**TASK SET:**
1/ Answer these questions using the HQ2 article:
(a) What is Amazon's long-term goal for new jobs at HQ2?
(b) Jon Owens is Managing Director of which firm?
(c) In what month did Ambrose Property Group purchase the land?
2/ In the HQ2 article, revise the part that opens with the words "It’s hard to visualize" and closes with "to peripheral industries.". Give it again with "infrastructure challenges" replaced by "transportation challenges".

But be clear: Amazon’s imminent second headquarters, dubbed HQ2, is different. While congruent, the projects are of vastly different scale. Like Liberty Mutual, Amazon is not replacing its home office. Instead, it’s expanding to a second major headquarter location. But unlike Liberty Mutual’s long-term goal of 5,000 new jobs, Amazon’s is 50,000. Liberty Mutual’s new footprint is about one million square feet of office space; Amazon wants about eight million.
It’s hard to visualize exactly how HQ2 would affect a Midwestern metro area like Indianapolis over one, 10, or 20 years. It’s difficult to predict how its sudden arrival would mirror the more measured growth HQ1 has had in Seattle, a tech hub that currently spreads personnel across over 30 different buildings in the downtown. Even when you “win” a project like HQ2, it’s hard to identify the penumbral border between success and failure when your equation contains incentives, taxes, jobs, and infrastructure challenges, significant staff hours, and a potentially tectonic boon to peripheral industries.
“Be careful what you wish for” is a phrase often served with a bit of pessimism, drizzled with the juice of souring grapes. It’s what you hear a lot from cities that didn’t make Amazon’s top 20 list, as well as a fair amount of people in Seattle itself.
But based on conversations with several experts, a more objective phrase might be, “Prepare for what you wish for.” Valuable lessons exist if we’re willing to listen to them, offering us ways to answer questions such as, “How important is winning HQ2?” “What should we be doing to win it?” “What will happen if we do win?”—and its unstable isomer, “What happens if we don’t?”
Jon Owens is Managing Director for Cushman & Wakefield, a global commercial real estate services firm with offices downtown. His focus is commercial deals in Marion and its contiguous (“doughnut”) counties. Like most people with a working knowledge of local properties, his assumption is that if Indianapolis gets HQ2, it would likely go on the footprint of the old General Motors Stamping Plant.
Sitting just west of Downtown, across Washington Street from the Indianapolis Zoo, the plant is an ideal location based on Amazon’s stated goals for an HQ2 site. Bounded by Harding Street on the west and White River Parkway on the east, it’s currently a dusty wasteland behind a jagged brushline but large enough to hold about 75 football fields.
“It’s a hundred acres,” Owens begins, comparing the stamping plant with Amazon’s ideal HQ2 location. “They want to be in or near an urban location. They want to be in a city with a modern airport, and we have the number one airport in North America. If you read the criteria Amazon put out there, it checks just about every box.”
Local developer Ambrose Property Group purchased the land in April, and it plans to make use of it whether Amazon comes here or not. But were Amazon to land here, it seems likely the company would want to use this location, which is eerily congruous to its stated goal to “prioritize certified or shovel-ready greenfield sites and infill opportunities with appropriate infrastructure and ability to meet the Project’s timeline and development demands.”
“They want to be in or near an urban location. They want to be in a city with a modern airport, and we have the number one airport in North America. If you read the criteria Amazon put out there, it checks just about every box.”

**ITEMS:**
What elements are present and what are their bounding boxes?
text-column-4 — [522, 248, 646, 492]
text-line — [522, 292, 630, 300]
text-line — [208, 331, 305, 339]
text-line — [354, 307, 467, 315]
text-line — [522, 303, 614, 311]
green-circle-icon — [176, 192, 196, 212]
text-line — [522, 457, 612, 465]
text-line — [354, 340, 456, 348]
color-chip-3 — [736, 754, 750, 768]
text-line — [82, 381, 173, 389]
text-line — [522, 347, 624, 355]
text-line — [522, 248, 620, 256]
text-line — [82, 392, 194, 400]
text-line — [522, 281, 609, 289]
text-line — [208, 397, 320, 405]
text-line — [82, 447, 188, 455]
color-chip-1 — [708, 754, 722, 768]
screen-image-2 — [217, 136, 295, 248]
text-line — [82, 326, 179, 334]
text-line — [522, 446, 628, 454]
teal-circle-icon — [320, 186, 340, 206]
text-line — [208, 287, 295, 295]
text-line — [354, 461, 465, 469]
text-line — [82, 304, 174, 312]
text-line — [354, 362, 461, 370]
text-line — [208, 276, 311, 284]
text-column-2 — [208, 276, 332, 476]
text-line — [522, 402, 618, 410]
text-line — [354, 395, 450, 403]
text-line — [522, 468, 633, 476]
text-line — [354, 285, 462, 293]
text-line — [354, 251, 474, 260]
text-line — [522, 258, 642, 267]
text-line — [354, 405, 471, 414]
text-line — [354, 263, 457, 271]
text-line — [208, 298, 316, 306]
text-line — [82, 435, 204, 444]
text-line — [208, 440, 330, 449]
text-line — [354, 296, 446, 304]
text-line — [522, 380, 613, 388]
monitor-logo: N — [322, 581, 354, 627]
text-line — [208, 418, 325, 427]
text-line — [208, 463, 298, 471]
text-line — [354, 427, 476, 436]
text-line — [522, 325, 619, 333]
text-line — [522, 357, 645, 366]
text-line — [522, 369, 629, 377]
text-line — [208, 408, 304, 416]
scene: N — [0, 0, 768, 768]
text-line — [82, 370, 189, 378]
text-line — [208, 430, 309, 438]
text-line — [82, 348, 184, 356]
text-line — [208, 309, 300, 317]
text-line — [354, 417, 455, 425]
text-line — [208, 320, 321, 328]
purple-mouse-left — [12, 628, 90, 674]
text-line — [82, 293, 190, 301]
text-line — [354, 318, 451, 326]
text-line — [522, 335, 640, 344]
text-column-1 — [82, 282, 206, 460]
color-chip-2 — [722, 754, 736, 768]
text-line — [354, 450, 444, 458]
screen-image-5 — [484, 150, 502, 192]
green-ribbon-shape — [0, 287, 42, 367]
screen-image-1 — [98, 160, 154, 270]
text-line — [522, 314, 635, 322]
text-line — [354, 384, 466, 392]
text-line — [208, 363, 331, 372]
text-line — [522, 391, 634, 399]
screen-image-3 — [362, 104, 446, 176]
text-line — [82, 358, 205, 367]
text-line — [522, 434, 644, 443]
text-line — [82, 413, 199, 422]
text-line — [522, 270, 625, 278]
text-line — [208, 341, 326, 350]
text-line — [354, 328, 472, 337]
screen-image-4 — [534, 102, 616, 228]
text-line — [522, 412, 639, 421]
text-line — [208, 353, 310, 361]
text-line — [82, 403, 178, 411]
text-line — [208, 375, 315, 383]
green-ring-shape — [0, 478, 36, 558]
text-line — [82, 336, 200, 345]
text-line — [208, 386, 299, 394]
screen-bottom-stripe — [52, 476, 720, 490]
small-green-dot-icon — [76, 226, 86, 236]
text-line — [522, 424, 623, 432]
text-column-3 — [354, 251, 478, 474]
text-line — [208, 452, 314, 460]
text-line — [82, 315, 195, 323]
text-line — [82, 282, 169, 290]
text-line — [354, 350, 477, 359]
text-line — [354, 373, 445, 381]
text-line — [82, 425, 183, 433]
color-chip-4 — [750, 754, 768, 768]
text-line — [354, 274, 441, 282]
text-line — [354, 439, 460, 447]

**ANSWER LIST:**
1/
(a) 50,000
(b) Cushman & Wakefield
(c) April

2/
It’s hard to visualize exactly how HQ2 would affect a Midwestern metro area like Indianapolis over one, 10, or 20 years. It’s difficult to predict how its sudden arrival would mirror the more measured growth HQ1 has had in Seattle, a tech hub that currently spreads personnel across over 30 different buildings in the downtown. Even when you “win” a project like HQ2, it’s hard to identify the penumbral border between success and failure when your equation contains incentives, taxes, jobs, and transportation challenges, significant staff hours, and a potentially tectonic boon to peripheral industries.